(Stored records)
>>>

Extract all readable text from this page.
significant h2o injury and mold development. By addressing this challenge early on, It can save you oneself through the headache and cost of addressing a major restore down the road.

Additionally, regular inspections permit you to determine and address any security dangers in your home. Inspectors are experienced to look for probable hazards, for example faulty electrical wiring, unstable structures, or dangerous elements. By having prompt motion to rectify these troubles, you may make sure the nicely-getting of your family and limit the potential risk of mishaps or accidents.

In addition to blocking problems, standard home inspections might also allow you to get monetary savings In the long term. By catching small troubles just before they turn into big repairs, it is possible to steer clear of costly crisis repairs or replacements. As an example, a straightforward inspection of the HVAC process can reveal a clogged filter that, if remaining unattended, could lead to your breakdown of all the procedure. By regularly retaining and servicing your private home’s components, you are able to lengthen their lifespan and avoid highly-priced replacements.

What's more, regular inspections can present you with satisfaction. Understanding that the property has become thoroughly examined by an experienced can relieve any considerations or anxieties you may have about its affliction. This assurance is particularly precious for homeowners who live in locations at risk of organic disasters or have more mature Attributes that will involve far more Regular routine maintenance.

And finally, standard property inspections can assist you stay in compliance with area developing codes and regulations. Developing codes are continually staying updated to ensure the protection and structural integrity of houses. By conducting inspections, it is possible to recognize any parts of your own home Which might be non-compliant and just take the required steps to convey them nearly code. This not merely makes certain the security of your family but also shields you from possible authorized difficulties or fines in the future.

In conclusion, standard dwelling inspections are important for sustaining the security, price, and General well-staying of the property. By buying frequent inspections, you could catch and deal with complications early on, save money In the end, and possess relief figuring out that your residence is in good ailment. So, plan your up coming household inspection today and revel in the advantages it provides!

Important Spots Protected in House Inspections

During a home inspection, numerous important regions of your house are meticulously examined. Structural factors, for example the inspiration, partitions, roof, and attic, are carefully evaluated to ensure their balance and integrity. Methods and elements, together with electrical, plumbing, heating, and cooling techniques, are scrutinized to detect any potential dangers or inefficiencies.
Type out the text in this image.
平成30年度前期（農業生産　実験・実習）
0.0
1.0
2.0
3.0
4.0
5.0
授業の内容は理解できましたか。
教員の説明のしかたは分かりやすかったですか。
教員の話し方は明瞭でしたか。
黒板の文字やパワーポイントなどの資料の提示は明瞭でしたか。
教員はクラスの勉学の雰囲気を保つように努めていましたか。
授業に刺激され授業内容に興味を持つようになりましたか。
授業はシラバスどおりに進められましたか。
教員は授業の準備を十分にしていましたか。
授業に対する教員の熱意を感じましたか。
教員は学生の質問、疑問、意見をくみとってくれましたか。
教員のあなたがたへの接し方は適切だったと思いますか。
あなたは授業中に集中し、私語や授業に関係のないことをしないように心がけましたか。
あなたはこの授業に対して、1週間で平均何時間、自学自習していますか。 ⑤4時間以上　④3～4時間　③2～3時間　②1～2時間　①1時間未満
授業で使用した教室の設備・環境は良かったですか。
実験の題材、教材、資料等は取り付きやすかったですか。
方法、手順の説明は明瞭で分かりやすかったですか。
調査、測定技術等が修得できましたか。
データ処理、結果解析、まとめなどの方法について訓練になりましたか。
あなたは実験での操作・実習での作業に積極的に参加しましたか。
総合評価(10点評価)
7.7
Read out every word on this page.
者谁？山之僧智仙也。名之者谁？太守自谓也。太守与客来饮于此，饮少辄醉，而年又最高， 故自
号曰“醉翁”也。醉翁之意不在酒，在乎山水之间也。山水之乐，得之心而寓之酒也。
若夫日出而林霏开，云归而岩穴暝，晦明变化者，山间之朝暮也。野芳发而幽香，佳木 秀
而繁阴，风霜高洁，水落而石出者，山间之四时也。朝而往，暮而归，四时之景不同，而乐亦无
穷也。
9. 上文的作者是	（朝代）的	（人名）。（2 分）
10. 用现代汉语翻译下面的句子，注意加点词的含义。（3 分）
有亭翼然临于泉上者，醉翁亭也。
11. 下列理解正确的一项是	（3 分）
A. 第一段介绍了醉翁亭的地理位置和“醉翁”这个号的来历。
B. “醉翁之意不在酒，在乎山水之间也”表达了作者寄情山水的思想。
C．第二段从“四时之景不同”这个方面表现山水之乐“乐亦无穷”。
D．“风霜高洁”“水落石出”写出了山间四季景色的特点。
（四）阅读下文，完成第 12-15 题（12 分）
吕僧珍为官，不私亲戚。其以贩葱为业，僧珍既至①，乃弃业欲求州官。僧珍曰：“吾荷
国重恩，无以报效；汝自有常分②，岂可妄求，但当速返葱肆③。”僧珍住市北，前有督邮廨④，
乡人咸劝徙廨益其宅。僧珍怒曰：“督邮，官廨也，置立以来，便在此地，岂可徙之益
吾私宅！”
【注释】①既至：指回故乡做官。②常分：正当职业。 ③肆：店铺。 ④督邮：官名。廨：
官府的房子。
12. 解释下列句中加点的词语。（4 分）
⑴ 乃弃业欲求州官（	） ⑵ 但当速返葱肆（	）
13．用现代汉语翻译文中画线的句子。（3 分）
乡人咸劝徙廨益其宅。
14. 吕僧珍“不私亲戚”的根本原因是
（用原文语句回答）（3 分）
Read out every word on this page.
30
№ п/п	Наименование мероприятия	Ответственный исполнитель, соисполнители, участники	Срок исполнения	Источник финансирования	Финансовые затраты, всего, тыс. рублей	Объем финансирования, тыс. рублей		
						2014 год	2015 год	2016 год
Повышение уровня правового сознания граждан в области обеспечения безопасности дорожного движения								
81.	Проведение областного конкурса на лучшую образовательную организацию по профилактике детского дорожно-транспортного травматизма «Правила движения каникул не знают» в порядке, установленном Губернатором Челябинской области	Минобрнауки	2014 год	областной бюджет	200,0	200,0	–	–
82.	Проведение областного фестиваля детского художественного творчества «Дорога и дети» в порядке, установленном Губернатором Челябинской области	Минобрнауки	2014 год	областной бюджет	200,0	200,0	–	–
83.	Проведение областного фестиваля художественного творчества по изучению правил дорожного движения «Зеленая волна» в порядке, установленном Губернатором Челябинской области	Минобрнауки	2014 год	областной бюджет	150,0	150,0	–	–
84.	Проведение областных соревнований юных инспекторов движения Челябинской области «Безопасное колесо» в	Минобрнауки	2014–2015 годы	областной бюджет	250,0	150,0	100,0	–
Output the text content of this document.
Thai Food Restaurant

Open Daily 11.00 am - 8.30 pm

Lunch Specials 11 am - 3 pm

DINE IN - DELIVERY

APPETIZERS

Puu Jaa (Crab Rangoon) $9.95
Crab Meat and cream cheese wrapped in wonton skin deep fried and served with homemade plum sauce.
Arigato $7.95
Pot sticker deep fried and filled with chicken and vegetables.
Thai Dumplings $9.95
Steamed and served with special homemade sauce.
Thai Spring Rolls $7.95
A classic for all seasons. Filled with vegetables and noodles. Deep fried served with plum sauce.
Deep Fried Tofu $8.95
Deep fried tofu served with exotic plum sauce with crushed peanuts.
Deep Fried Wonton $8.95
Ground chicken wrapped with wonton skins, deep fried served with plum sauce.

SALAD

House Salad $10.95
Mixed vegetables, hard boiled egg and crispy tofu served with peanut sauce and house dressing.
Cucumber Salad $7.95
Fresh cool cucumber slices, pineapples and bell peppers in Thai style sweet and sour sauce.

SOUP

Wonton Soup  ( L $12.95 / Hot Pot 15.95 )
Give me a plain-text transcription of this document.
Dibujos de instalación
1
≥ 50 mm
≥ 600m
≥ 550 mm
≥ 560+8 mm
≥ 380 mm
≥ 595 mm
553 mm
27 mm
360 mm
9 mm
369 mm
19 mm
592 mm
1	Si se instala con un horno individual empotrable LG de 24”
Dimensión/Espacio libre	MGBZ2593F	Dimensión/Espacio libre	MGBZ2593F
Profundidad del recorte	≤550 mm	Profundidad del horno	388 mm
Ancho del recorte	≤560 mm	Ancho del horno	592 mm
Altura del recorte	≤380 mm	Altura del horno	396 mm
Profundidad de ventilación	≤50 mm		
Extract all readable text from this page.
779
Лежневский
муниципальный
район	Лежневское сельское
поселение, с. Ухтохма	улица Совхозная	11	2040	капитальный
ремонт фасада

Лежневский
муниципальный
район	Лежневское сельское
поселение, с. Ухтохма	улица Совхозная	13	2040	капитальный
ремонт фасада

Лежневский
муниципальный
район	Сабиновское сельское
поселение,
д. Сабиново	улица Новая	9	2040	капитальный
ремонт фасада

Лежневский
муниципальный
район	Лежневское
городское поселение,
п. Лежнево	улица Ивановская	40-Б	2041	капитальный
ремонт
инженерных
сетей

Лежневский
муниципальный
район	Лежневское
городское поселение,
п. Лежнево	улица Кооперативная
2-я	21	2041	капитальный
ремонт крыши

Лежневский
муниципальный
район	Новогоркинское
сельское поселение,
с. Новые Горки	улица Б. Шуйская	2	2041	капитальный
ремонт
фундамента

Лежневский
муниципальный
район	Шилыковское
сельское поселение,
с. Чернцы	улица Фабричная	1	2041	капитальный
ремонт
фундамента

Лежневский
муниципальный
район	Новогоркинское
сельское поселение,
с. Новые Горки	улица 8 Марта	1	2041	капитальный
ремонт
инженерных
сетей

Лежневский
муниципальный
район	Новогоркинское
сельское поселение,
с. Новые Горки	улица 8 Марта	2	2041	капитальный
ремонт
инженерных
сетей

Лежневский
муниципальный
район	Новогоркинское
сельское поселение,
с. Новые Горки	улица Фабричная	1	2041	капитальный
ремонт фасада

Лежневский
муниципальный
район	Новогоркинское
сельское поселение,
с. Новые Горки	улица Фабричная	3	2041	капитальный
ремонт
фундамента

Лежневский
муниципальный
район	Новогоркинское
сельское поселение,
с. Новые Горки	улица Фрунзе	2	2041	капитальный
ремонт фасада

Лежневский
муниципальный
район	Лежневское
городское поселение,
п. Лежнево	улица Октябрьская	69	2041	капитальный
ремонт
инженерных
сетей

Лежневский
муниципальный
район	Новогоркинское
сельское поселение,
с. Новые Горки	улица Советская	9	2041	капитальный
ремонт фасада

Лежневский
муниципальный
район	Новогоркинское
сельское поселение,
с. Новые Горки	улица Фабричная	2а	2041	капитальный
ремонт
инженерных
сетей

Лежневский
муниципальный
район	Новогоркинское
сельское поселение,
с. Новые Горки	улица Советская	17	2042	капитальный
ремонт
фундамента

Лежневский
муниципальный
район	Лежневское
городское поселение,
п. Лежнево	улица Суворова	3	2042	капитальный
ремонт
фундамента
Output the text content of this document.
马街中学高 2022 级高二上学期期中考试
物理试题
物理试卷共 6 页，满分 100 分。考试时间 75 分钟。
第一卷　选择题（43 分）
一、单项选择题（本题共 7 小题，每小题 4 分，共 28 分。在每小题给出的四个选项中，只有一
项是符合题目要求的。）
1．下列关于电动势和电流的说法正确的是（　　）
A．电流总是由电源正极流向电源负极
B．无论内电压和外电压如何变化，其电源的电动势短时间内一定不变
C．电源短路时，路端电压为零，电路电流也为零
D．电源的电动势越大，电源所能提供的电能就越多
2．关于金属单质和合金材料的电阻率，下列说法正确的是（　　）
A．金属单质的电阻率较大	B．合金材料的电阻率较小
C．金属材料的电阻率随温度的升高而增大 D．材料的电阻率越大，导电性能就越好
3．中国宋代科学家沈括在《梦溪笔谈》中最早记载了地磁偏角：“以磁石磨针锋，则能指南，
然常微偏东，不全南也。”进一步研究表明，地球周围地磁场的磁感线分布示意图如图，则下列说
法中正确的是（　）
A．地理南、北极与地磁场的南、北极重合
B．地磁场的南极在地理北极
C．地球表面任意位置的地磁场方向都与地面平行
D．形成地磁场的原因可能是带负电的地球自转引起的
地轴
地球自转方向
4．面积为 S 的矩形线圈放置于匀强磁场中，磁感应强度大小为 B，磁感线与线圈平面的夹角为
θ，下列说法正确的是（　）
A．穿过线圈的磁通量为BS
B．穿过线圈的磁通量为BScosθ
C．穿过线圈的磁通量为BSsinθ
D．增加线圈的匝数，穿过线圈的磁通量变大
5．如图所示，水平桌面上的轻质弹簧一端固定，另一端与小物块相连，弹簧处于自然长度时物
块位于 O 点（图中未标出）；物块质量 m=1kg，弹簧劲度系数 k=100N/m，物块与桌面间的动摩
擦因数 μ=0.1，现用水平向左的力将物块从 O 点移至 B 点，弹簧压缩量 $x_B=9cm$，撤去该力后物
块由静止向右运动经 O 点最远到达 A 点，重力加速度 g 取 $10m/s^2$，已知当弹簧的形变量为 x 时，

<<<

Short task - Say how many lines contain "Новые", and give nothing but that number.

Reply - 9